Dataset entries
----------
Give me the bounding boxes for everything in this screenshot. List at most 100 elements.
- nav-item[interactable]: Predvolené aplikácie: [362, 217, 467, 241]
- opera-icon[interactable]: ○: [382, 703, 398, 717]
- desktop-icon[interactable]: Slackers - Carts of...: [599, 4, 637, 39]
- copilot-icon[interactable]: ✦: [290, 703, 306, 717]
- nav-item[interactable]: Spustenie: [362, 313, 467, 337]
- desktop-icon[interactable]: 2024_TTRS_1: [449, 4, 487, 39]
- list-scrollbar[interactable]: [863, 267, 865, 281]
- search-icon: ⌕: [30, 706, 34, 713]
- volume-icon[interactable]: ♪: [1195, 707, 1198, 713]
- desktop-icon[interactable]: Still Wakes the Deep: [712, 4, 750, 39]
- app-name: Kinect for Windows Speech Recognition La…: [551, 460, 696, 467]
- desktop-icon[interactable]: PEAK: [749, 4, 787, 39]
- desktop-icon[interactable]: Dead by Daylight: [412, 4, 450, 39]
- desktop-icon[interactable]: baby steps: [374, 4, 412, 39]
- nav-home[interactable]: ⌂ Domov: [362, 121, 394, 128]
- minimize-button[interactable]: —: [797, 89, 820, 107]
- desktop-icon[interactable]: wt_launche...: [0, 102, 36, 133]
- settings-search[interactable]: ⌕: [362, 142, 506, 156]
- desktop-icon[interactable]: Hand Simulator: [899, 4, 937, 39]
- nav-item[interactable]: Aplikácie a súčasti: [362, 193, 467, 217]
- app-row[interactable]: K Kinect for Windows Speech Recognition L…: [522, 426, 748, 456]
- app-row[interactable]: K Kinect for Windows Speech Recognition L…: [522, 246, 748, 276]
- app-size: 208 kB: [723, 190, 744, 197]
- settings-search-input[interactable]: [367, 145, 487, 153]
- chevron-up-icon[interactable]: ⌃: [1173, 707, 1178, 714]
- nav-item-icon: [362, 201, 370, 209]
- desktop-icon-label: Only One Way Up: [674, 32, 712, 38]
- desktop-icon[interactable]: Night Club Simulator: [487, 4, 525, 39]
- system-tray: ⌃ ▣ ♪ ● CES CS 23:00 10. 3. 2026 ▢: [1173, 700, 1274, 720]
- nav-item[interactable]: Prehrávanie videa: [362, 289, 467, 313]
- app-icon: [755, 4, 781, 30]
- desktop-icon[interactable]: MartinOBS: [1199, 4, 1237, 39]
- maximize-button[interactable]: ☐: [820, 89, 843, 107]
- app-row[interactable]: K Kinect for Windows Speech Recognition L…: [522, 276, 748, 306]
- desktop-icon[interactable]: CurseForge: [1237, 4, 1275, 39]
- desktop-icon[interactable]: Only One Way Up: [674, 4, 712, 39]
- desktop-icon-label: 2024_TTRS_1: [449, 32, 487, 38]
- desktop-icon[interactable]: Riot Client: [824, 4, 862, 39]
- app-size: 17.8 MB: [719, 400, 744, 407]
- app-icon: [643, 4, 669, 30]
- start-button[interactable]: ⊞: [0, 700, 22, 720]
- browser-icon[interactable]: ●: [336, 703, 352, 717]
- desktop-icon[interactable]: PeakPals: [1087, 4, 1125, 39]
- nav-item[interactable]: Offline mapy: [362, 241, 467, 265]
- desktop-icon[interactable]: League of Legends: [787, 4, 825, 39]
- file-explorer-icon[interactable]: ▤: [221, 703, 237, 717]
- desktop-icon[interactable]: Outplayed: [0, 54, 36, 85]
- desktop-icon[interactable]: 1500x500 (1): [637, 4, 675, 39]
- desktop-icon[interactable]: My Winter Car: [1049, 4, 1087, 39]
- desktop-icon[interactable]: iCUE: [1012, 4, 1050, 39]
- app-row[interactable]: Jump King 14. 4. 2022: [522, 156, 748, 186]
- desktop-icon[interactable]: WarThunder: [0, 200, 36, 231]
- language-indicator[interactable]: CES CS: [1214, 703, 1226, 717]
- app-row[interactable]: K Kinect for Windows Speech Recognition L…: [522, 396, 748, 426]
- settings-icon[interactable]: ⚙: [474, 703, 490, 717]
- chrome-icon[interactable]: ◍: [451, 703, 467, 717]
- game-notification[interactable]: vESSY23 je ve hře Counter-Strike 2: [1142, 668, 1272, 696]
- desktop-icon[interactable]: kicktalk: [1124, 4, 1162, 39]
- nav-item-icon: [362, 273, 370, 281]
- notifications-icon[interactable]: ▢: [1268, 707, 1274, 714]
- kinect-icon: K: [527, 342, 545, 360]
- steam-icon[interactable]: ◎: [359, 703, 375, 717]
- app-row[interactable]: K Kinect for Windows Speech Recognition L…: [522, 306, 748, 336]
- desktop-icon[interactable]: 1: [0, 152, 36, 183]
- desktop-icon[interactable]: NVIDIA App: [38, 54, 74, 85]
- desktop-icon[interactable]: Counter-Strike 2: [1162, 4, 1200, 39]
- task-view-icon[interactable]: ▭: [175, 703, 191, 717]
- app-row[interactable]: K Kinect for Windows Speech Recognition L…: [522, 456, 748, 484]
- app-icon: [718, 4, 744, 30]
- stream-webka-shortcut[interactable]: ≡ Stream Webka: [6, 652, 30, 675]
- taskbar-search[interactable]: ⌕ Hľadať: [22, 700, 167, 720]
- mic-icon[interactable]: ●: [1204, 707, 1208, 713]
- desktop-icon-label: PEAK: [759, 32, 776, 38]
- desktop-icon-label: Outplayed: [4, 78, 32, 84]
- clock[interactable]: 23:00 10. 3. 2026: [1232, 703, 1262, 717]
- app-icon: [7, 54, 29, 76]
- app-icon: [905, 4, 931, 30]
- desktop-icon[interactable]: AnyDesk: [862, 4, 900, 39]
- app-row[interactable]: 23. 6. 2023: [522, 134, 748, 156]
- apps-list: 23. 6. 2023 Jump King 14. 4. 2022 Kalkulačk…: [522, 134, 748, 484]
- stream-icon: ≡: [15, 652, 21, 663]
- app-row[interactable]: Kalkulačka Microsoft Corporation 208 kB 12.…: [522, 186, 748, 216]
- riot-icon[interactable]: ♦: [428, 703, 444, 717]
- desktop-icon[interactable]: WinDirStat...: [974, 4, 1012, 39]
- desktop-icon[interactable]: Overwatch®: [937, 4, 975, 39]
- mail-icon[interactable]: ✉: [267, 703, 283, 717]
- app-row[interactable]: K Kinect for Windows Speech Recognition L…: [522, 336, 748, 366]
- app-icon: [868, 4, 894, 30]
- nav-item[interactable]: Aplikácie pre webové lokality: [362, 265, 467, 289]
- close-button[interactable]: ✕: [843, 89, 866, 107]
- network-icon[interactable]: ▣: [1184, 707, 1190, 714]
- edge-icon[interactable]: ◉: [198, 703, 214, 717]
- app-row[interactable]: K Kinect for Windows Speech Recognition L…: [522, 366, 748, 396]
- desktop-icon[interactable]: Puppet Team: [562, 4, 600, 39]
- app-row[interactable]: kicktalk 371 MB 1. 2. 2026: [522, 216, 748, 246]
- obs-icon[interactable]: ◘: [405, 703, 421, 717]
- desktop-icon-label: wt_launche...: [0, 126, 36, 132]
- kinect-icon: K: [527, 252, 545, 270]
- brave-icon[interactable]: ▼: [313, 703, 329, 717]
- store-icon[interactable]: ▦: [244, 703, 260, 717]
----------
* _EXERCISE REQUIREMENTS_
Copy the records verbatim, starting at the beginning of the records and ending at the line that contains "- copilot-icon[interactable]: ✦: [290, 703, 306, 717]".

* _TASK RESULT_
Give me the bounding boxes for everything in this screenshot. List at most 100 elements.
- nav-item[interactable]: Predvolené aplikácie: [362, 217, 467, 241]
- opera-icon[interactable]: ○: [382, 703, 398, 717]
- desktop-icon[interactable]: Slackers - Carts of...: [599, 4, 637, 39]
- copilot-icon[interactable]: ✦: [290, 703, 306, 717]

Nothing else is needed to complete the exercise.